Your objective:
What follows is a set of records; restate each one word for word and drop the pictures.

Data for the task:

________________

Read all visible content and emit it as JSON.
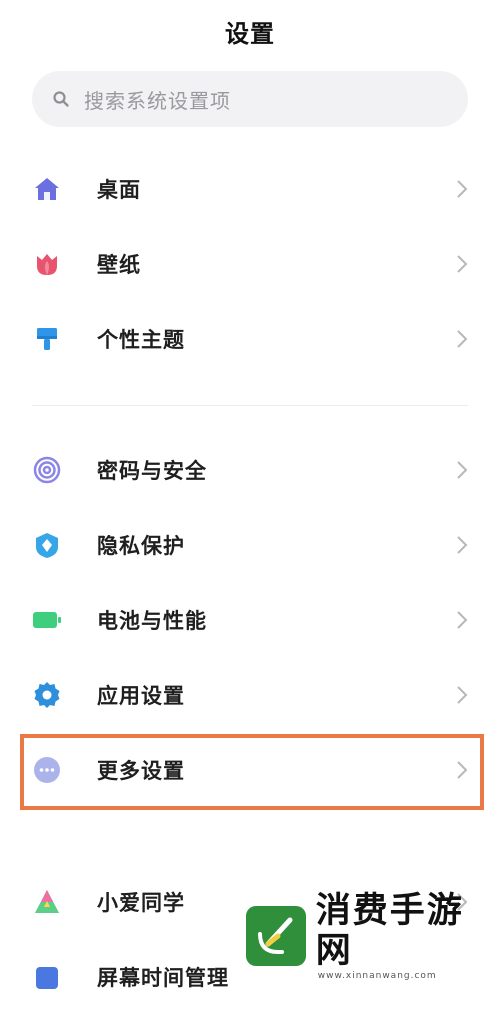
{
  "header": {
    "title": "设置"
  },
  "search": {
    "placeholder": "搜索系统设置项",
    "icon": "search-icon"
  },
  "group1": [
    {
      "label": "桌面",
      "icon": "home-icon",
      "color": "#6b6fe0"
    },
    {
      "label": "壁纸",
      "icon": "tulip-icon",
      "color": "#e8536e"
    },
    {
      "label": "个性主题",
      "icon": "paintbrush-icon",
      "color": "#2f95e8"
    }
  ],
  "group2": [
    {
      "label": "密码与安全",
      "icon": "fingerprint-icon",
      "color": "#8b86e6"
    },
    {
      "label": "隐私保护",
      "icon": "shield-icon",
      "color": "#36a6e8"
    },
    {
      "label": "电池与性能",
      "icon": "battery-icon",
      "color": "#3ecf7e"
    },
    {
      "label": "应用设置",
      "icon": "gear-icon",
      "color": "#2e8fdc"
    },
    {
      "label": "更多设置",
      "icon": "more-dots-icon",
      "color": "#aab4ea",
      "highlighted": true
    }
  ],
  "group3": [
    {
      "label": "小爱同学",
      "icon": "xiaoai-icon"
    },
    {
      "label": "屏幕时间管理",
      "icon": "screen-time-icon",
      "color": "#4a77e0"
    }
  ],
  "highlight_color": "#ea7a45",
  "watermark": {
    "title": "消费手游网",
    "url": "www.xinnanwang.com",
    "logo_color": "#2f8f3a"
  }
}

________________

Output:
Read all visible content and emit it as JSON.
{
  "header": {
    "title": "设置"
  },
  "search": {
    "placeholder": "搜索系统设置项",
    "icon": "search-icon"
  },
  "group1": [
    {
      "label": "桌面",
      "icon": "home-icon",
      "color": "#6b6fe0"
    },
    {
      "label": "壁纸",
      "icon": "tulip-icon",
      "color": "#e8536e"
    },
    {
      "label": "个性主题",
      "icon": "paintbrush-icon",
      "color": "#2f95e8"
    }
  ],
  "group2": [
    {
      "label": "密码与安全",
      "icon": "fingerprint-icon",
      "color": "#8b86e6"
    },
    {
      "label": "隐私保护",
      "icon": "shield-icon",
      "color": "#36a6e8"
    },
    {
      "label": "电池与性能",
      "icon": "battery-icon",
      "color": "#3ecf7e"
    },
    {
      "label": "应用设置",
      "icon": "gear-icon",
      "color": "#2e8fdc"
    },
    {
      "label": "更多设置",
      "icon": "more-dots-icon",
      "color": "#aab4ea",
      "highlighted": true
    }
  ],
  "group3": [
    {
      "label": "小爱同学",
      "icon": "xiaoai-icon"
    },
    {
      "label": "屏幕时间管理",
      "icon": "screen-time-icon",
      "color": "#4a77e0"
    }
  ],
  "highlight_color": "#ea7a45",
  "watermark": {
    "title": "消费手游网",
    "url": "www.xinnanwang.com",
    "logo_color": "#2f8f3a"
  }
}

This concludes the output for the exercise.